## start RECORDS PROVIDED
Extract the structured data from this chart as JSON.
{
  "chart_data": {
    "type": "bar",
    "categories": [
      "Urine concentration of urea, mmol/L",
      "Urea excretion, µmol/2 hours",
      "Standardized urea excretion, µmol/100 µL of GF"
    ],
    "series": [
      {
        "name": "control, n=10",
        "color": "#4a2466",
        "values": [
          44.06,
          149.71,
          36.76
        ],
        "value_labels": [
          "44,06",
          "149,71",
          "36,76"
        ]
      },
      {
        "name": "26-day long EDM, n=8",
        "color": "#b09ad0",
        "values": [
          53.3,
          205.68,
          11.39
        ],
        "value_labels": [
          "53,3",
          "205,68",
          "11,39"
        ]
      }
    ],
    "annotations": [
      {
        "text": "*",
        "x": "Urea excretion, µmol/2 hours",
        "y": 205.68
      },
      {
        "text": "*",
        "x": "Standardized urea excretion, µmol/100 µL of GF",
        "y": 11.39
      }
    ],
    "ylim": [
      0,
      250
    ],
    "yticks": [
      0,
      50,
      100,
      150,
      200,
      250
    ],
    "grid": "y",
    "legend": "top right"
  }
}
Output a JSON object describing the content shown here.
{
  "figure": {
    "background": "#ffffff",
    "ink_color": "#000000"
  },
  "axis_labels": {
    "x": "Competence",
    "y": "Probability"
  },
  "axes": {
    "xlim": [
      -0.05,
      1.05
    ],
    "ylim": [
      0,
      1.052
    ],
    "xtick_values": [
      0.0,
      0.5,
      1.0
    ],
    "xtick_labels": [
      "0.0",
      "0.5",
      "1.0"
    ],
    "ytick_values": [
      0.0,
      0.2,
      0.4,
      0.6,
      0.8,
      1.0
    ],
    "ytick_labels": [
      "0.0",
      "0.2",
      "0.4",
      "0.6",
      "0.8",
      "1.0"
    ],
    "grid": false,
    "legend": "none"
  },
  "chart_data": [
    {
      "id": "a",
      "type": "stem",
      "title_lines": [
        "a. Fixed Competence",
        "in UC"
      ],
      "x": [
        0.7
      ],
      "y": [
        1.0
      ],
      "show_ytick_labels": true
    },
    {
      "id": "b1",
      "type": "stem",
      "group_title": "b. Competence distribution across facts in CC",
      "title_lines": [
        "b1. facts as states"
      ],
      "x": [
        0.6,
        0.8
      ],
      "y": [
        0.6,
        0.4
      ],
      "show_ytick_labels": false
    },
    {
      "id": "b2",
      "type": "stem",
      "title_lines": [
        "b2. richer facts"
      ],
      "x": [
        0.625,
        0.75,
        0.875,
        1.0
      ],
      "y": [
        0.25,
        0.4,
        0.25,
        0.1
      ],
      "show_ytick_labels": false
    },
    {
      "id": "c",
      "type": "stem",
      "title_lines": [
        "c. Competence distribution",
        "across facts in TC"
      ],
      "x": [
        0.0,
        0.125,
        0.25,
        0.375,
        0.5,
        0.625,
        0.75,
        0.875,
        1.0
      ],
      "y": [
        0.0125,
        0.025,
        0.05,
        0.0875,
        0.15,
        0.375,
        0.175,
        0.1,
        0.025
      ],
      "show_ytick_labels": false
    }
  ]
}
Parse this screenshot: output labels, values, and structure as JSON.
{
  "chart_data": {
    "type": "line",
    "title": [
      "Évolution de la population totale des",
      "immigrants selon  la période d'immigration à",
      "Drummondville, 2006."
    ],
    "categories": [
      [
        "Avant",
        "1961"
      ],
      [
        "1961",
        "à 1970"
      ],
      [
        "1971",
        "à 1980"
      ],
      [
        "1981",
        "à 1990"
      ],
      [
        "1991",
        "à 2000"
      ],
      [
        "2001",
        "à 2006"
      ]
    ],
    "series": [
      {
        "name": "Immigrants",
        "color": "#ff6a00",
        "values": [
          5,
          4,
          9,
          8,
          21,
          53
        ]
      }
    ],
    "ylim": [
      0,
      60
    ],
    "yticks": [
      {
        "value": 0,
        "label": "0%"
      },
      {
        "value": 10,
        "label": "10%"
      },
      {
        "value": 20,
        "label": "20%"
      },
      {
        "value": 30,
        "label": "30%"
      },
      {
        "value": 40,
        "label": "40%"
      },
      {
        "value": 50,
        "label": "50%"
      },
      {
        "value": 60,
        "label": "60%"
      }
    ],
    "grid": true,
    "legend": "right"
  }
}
## end RECORDS PROVIDED
◆ STATED EXERCISE ◆
Exactly and only the lines from the one containing "Parse this screenshot: output" through the end of the material are to be reproduced, both ends included.

◆ REPLY ◆
Parse this screenshot: output labels, values, and structure as JSON.
{
  "chart_data": {
    "type": "line",
    "title": [
      "Évolution de la population totale des",
      "immigrants selon  la période d'immigration à",
      "Drummondville, 2006."
    ],
    "categories": [
      [
        "Avant",
        "1961"
      ],
      [
        "1961",
        "à 1970"
      ],
      [
        "1971",
        "à 1980"
      ],
      [
        "1981",
        "à 1990"
      ],
      [
        "1991",
        "à 2000"
      ],
      [
        "2001",
        "à 2006"
      ]
    ],
    "series": [
      {
        "name": "Immigrants",
        "color": "#ff6a00",
        "values": [
          5,
          4,
          9,
          8,
          21,
          53
        ]
      }
    ],
    "ylim": [
      0,
      60
    ],
    "yticks": [
      {
        "value": 0,
        "label": "0%"
      },
      {
        "value": 10,
        "label": "10%"
      },
      {
        "value": 20,
        "label": "20%"
      },
      {
        "value": 30,
        "label": "30%"
      },
      {
        "value": 40,
        "label": "40%"
      },
      {
        "value": 50,
        "label": "50%"
      },
      {
        "value": 60,
        "label": "60%"
      }
    ],
    "grid": true,
    "legend": "right"
  }
}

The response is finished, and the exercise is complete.